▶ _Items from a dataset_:

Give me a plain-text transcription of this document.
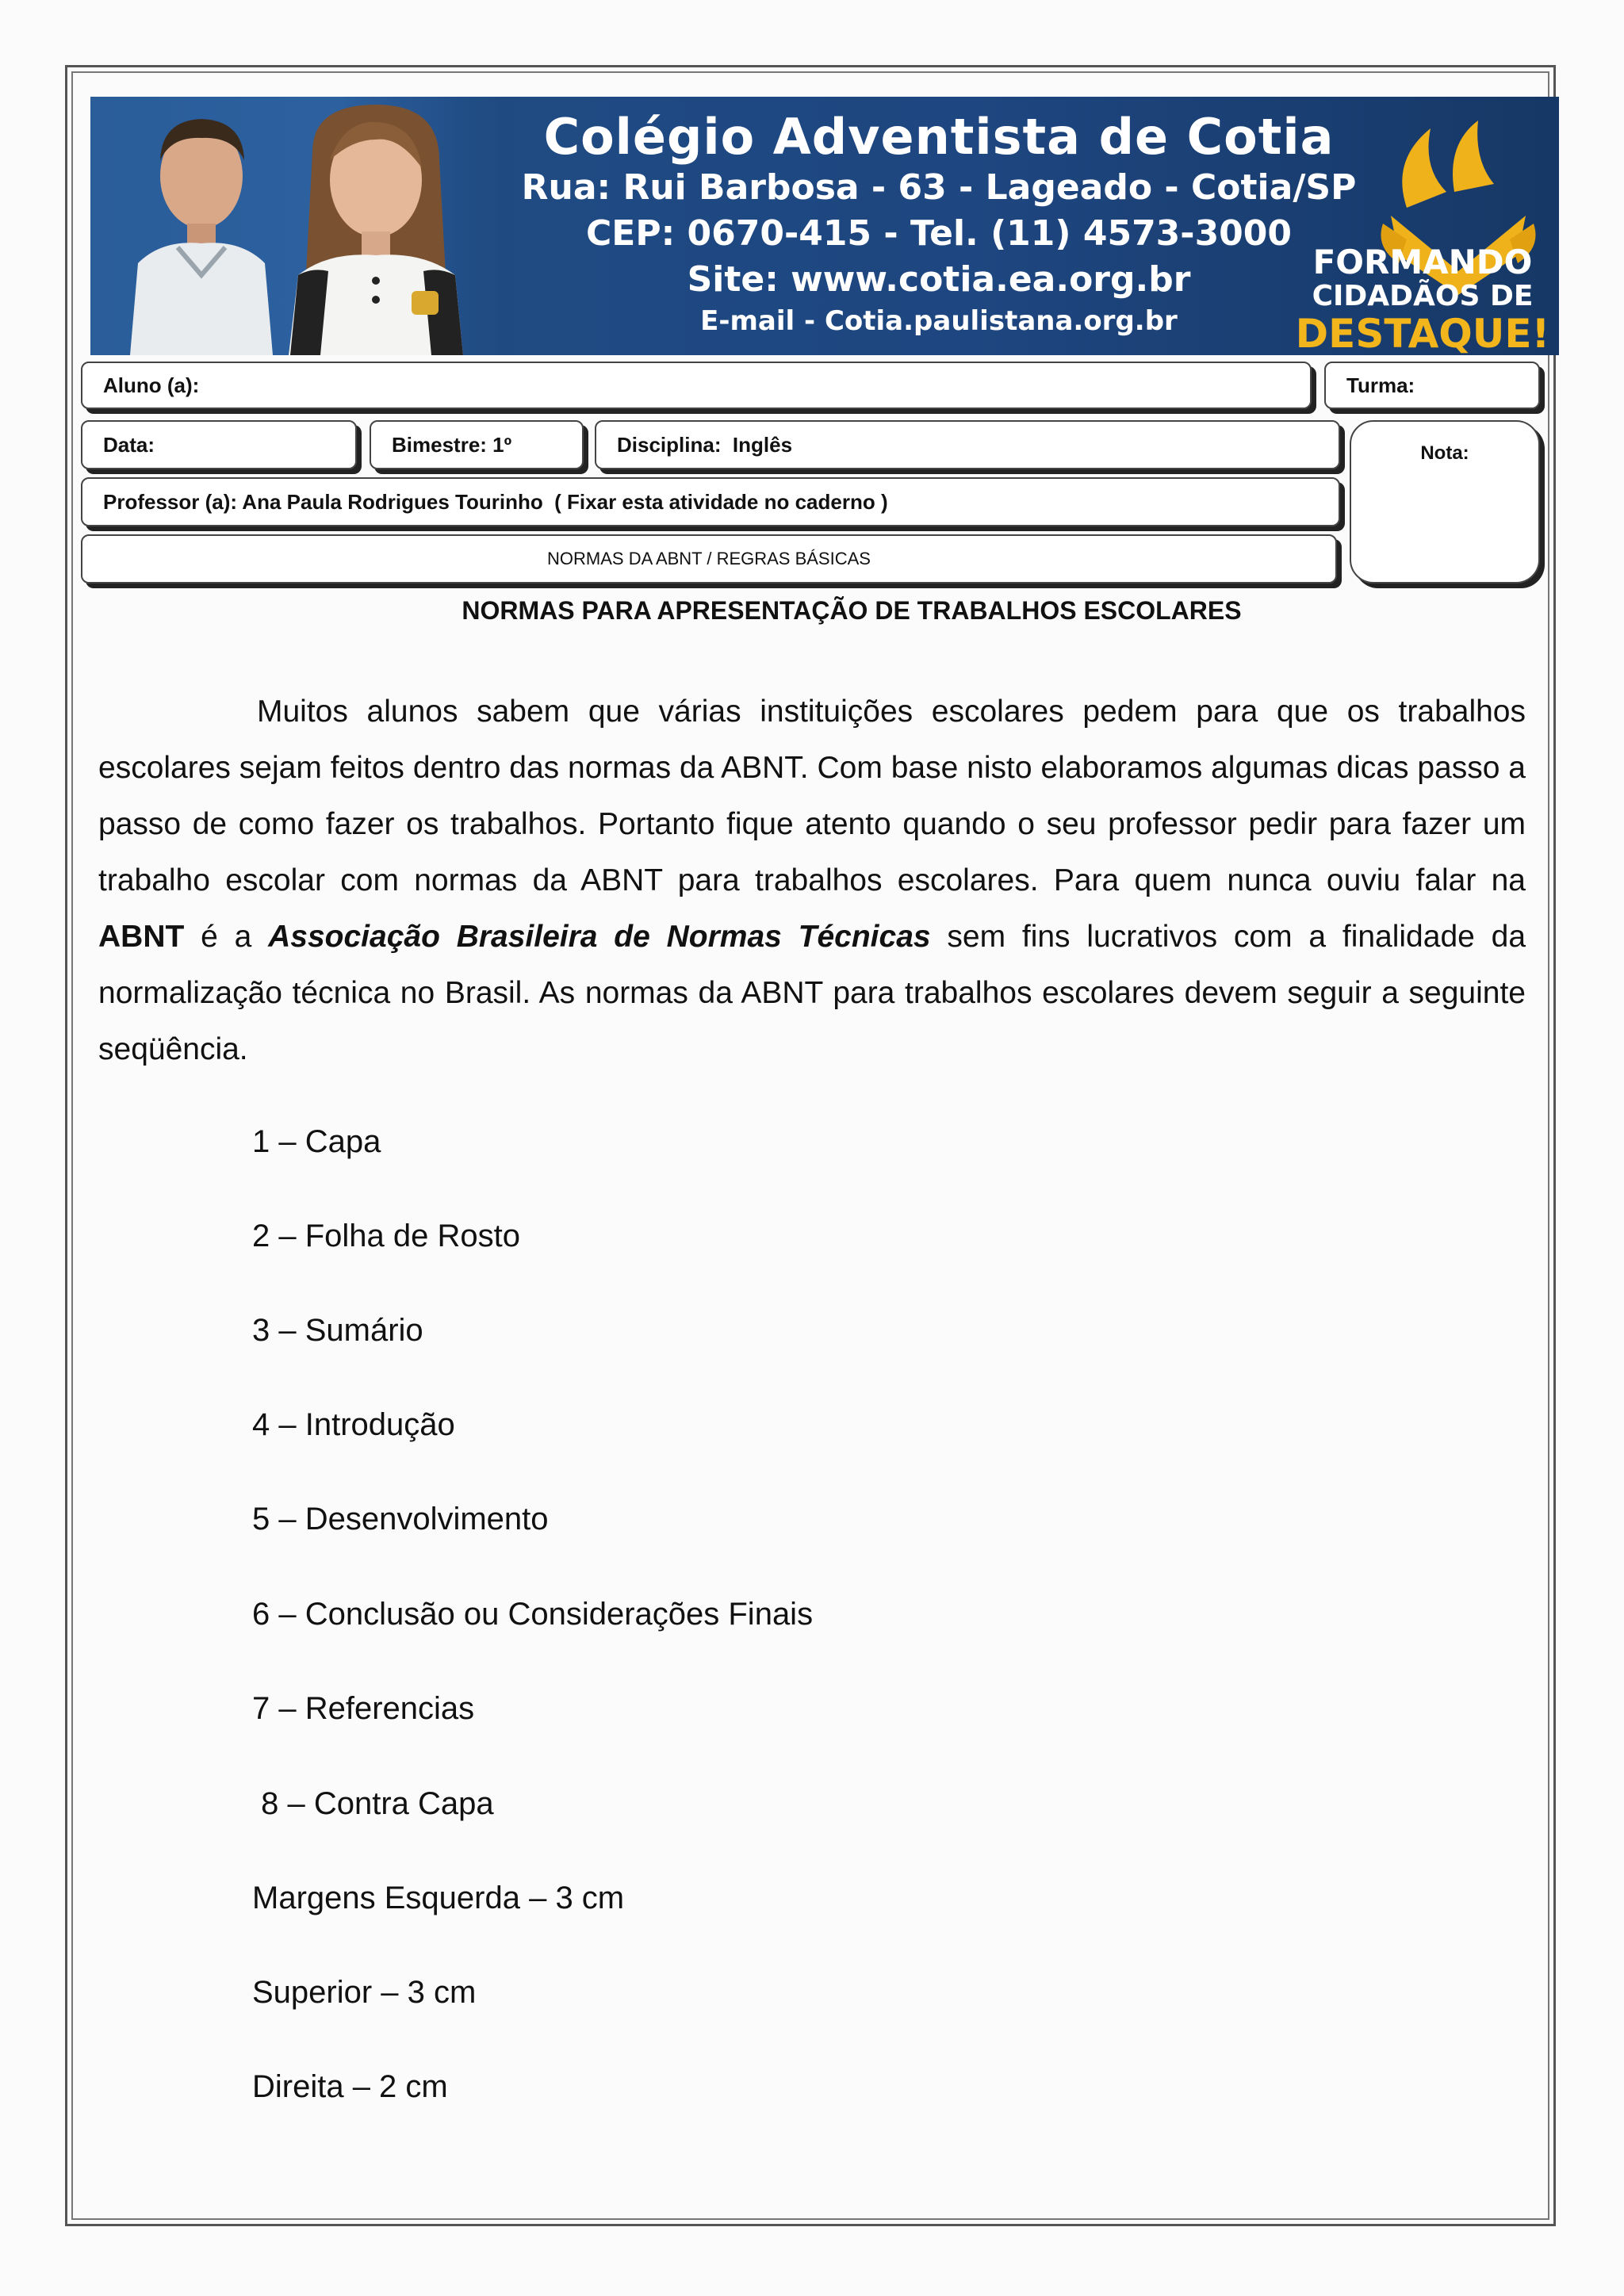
Colégio Adventista de Cotia
Rua: Rui Barbosa - 63 - Lageado - Cotia/SP
CEP: 0670-415 - Tel. (11) 4573-3000
Site: www.cotia.ea.org.br
E-mail - Cotia.paulistana.org.br
FORMANDO
CIDADÃOS DE
DESTAQUE!
Aluno (a):	Turma:
Data:	Bimestre: 1º	Disciplina:  Inglês	Nota:
Professor (a): Ana Paula Rodrigues Tourinho  ( Fixar esta atividade no caderno )
NORMAS DA ABNT / REGRAS BÁSICAS
NORMAS PARA APRESENTAÇÃO DE TRABALHOS ESCOLARES
Muitos alunos sabem que várias instituições escolares pedem para que os trabalhos escolares sejam feitos dentro das normas da ABNT. Com base nisto elaboramos algumas dicas passo a passo de como fazer os trabalhos. Portanto fique atento quando o seu professor pedir para fazer um trabalho escolar com normas da ABNT para trabalhos escolares. Para quem nunca ouviu falar na ABNT é a Associação Brasileira de Normas Técnicas sem fins lucrativos com a finalidade da normalização técnica no Brasil. As normas da ABNT para trabalhos escolares devem seguir a seguinte seqüência.
1 – Capa
2 – Folha de Rosto
3 – Sumário
4 – Introdução
5 – Desenvolvimento
6 – Conclusão ou Considerações Finais
7 – Referencias
8 – Contra Capa
Margens Esquerda – 3 cm
Superior – 3 cm
Direita – 2 cm
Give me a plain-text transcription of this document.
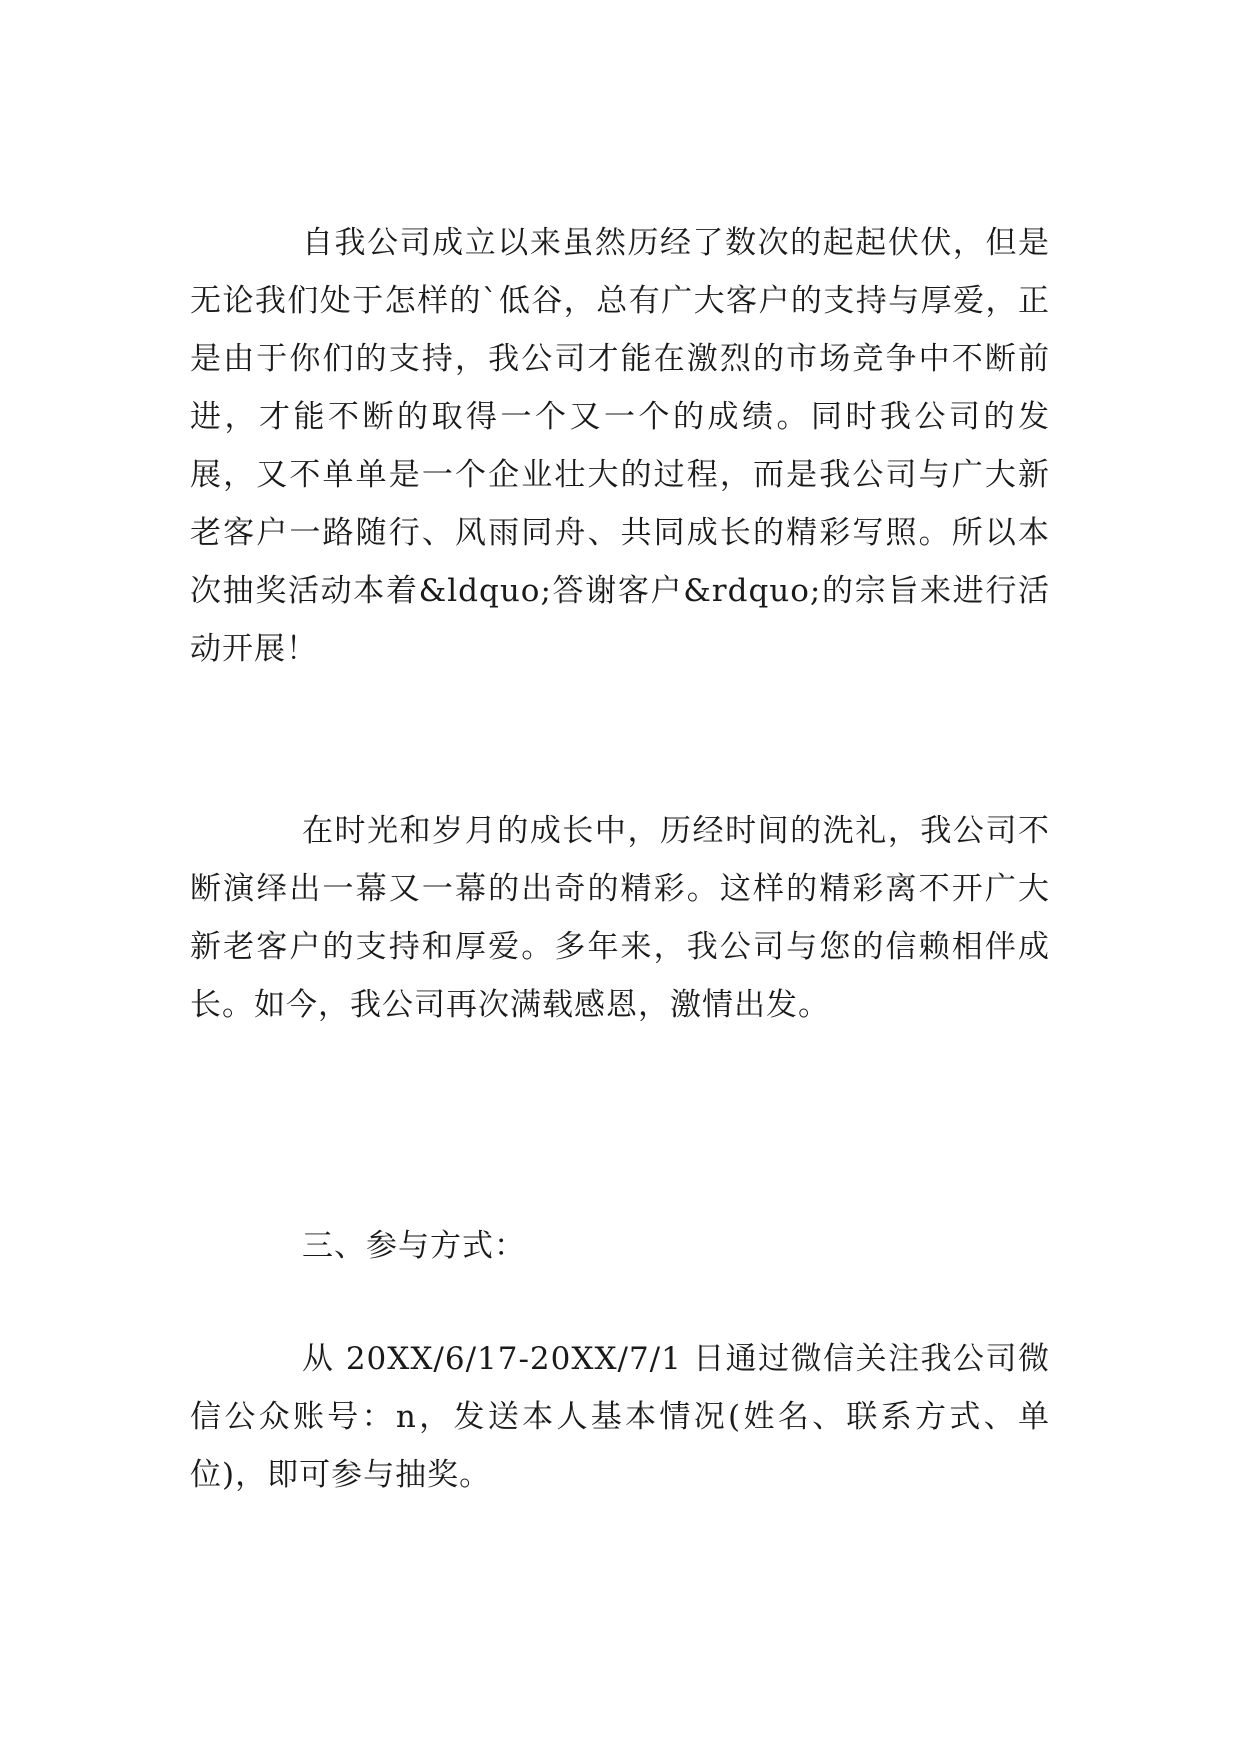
自我公司成立以来虽然历经了数次的起起伏伏，但是无论我们处于怎样的`低谷，总有广大客户的支持与厚爱，正是由于你们的支持，我公司才能在激烈的市场竞争中不断前进，才能不断的取得一个又一个的成绩。同时我公司的发展，又不单单是一个企业壮大的过程，而是我公司与广大新老客户一路随行、风雨同舟、共同成长的精彩写照。所以本次抽奖活动本着&ldquo;答谢客户&rdquo;的宗旨来进行活动开展！

在时光和岁月的成长中，历经时间的洗礼，我公司不断演绎出一幕又一幕的出奇的精彩。这样的精彩离不开广大新老客户的支持和厚爱。多年来，我公司与您的信赖相伴成长。如今，我公司再次满载感恩，激情出发。

三、参与方式：

从 20XX/6/17-20XX/7/1 日通过微信关注我公司微信公众账号：n，发送本人基本情况(姓名、联系方式、单位)，即可参与抽奖。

▶ _OBJECTIVE_: Strip the images and reproduce the remaining records precisely.

▶ _RESULT OF THIS EXERCISE_:
Give me a plain-text transcription of this document.
Colégio Adventista de Cotia
Rua: Rui Barbosa - 63 - Lageado - Cotia/SP
CEP: 0670-415 - Tel. (11) 4573-3000
Site: www.cotia.ea.org.br
E-mail - Cotia.paulistana.org.br
FORMANDO
CIDADÃOS DE
DESTAQUE!
Aluno (a):	Turma:
Data:	Bimestre: 1º	Disciplina:  Inglês	Nota:
Professor (a): Ana Paula Rodrigues Tourinho  ( Fixar esta atividade no caderno )
NORMAS DA ABNT / REGRAS BÁSICAS
NORMAS PARA APRESENTAÇÃO DE TRABALHOS ESCOLARES
Muitos alunos sabem que várias instituições escolares pedem para que os trabalhos escolares sejam feitos dentro das normas da ABNT. Com base nisto elaboramos algumas dicas passo a passo de como fazer os trabalhos. Portanto fique atento quando o seu professor pedir para fazer um trabalho escolar com normas da ABNT para trabalhos escolares. Para quem nunca ouviu falar na ABNT é a Associação Brasileira de Normas Técnicas sem fins lucrativos com a finalidade da normalização técnica no Brasil. As normas da ABNT para trabalhos escolares devem seguir a seguinte seqüência.
1 – Capa
2 – Folha de Rosto
3 – Sumário
4 – Introdução
5 – Desenvolvimento
6 – Conclusão ou Considerações Finais
7 – Referencias
8 – Contra Capa
Margens Esquerda – 3 cm
Superior – 3 cm
Direita – 2 cm
Give me a plain-text transcription of this document.
自我公司成立以来虽然历经了数次的起起伏伏，但是无论我们处于怎样的`低谷，总有广大客户的支持与厚爱，正是由于你们的支持，我公司才能在激烈的市场竞争中不断前进，才能不断的取得一个又一个的成绩。同时我公司的发展，又不单单是一个企业壮大的过程，而是我公司与广大新老客户一路随行、风雨同舟、共同成长的精彩写照。所以本次抽奖活动本着&ldquo;答谢客户&rdquo;的宗旨来进行活动开展！

在时光和岁月的成长中，历经时间的洗礼，我公司不断演绎出一幕又一幕的出奇的精彩。这样的精彩离不开广大新老客户的支持和厚爱。多年来，我公司与您的信赖相伴成长。如今，我公司再次满载感恩，激情出发。

三、参与方式：

从 20XX/6/17-20XX/7/1 日通过微信关注我公司微信公众账号：n，发送本人基本情况(姓名、联系方式、单位)，即可参与抽奖。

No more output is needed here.